[Excerpt from a dataset]
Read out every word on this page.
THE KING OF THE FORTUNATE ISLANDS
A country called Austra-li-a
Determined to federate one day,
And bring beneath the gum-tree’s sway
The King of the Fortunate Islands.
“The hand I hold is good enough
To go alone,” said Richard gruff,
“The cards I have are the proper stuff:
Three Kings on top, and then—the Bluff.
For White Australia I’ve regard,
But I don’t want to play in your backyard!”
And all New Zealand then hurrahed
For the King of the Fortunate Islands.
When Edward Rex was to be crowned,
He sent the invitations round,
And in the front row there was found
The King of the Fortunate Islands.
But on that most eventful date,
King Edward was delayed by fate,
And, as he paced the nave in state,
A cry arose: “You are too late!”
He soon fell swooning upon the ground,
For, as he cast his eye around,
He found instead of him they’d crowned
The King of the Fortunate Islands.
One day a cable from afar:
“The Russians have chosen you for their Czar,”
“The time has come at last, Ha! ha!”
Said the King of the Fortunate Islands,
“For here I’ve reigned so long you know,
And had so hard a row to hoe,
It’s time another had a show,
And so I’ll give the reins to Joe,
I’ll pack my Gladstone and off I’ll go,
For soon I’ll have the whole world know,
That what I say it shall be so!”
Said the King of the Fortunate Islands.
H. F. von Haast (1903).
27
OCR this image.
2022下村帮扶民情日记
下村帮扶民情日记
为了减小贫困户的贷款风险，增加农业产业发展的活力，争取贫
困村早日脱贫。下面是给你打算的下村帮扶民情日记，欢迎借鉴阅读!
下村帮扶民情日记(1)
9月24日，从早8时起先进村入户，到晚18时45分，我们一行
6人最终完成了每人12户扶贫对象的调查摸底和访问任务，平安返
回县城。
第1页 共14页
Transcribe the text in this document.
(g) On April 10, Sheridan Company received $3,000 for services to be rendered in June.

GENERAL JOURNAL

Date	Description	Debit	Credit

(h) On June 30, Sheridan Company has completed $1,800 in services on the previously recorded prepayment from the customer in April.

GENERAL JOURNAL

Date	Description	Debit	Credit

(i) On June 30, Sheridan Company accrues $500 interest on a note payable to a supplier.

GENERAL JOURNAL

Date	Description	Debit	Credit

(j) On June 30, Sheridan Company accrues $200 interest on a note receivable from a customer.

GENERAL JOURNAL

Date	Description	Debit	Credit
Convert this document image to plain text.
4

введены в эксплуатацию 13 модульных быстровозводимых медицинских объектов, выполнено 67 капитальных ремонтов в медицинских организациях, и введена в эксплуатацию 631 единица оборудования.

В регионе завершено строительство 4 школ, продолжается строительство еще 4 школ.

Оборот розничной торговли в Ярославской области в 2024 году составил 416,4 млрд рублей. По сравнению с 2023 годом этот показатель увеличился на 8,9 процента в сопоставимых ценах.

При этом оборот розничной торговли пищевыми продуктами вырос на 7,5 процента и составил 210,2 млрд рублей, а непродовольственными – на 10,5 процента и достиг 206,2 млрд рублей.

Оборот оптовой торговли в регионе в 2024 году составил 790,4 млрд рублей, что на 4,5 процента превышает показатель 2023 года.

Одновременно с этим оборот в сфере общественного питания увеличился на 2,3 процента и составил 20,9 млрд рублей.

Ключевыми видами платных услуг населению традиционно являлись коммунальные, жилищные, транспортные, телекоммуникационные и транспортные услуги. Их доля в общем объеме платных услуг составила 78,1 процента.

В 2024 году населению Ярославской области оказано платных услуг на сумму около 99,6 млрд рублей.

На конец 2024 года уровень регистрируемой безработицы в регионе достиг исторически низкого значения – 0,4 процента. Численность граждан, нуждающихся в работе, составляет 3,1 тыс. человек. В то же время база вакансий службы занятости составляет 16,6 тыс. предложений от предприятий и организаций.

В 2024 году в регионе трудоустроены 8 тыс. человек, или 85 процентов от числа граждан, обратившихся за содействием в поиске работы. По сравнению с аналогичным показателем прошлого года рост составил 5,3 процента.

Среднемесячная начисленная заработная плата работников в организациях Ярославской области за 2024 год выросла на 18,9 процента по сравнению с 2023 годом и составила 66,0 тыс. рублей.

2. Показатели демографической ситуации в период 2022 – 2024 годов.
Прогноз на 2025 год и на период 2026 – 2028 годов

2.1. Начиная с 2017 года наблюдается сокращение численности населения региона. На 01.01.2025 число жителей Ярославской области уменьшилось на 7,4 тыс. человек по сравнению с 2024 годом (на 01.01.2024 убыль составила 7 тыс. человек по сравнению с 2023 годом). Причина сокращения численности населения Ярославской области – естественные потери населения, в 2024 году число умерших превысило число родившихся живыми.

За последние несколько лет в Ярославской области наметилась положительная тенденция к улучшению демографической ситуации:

• CHALLENGE: In the records above, locate each line with the word "период". Copy all such lines.

• WRITTEN ANSWER:
2. Показатели демографической ситуации в период 2022 – 2024 годов.
Прогноз на 2025 год и на период 2026 – 2028 годов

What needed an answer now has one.